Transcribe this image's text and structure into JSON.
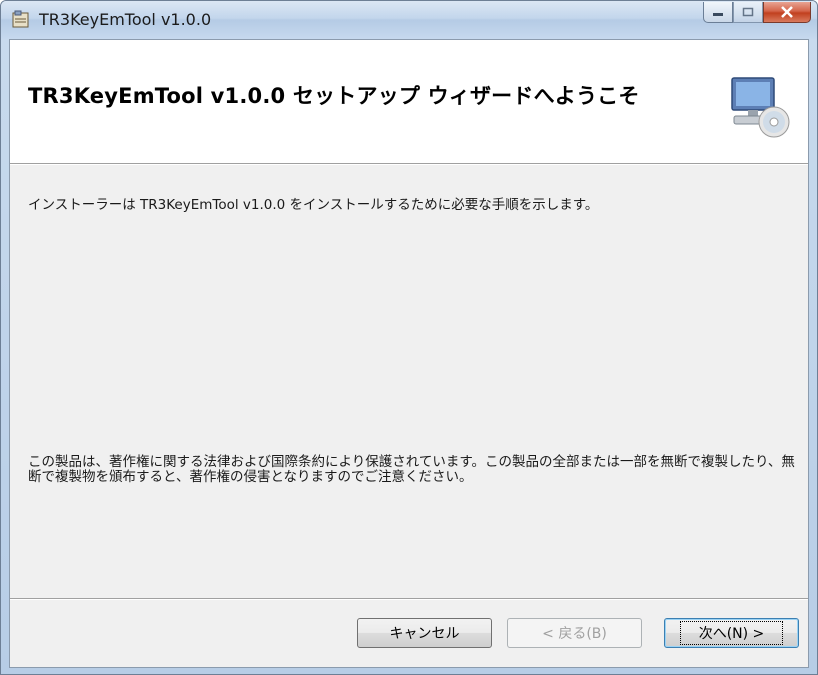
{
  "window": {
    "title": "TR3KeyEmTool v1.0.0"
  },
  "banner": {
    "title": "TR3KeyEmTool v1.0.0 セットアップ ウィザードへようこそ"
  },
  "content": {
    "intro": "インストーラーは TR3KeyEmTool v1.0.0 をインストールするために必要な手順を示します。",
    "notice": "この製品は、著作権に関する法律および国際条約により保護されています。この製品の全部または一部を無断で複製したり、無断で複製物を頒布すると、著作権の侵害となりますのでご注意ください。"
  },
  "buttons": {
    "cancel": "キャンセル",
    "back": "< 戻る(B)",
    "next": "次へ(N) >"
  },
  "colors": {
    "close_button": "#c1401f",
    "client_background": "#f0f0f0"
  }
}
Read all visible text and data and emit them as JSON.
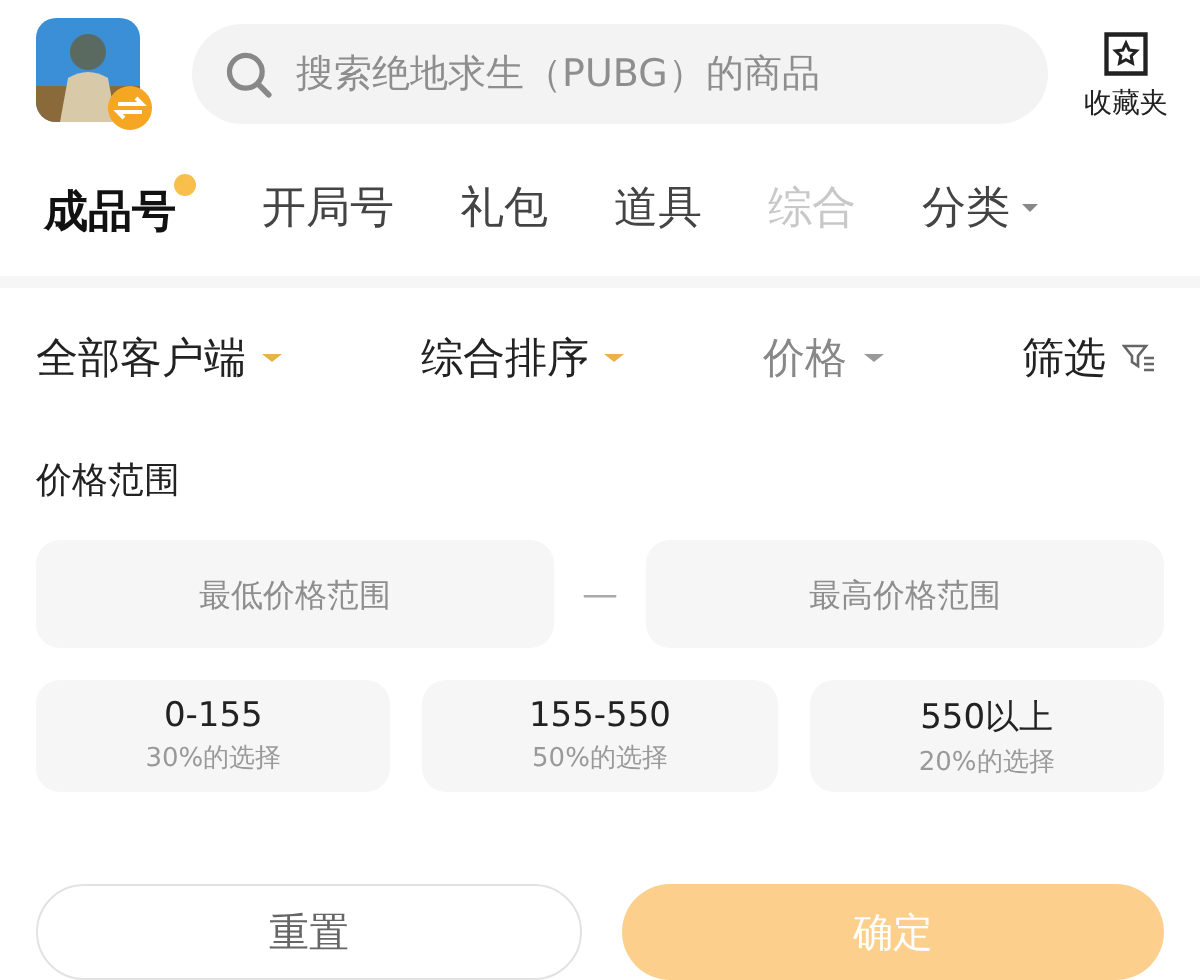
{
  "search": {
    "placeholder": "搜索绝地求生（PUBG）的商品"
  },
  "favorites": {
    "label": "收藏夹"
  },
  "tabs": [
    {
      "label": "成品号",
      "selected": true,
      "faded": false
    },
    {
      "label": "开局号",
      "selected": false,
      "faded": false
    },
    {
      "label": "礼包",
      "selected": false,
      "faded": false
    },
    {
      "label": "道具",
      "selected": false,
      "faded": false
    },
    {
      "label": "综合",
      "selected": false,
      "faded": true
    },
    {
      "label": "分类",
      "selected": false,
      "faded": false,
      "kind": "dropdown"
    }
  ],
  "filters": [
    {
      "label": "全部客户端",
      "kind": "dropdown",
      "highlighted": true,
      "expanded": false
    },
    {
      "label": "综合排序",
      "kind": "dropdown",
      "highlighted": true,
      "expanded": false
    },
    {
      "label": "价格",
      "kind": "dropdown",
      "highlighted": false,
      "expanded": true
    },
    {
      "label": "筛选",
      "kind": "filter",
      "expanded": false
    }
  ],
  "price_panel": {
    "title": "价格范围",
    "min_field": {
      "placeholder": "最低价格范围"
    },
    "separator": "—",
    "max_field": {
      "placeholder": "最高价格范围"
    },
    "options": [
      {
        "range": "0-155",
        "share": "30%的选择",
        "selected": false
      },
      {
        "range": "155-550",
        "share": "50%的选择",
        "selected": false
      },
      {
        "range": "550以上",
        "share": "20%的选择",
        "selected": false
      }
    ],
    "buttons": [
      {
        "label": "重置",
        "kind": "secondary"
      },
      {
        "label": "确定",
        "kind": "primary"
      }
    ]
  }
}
=====
# THE TASK
Pick out and copy the lines of the material that include the word "kind".

# EXERCISE RESULT
      "kind": "dropdown"
      "kind": "dropdown",
      "kind": "dropdown",
      "kind": "dropdown",
      "kind": "filter",
        "kind": "secondary"
        "kind": "primary"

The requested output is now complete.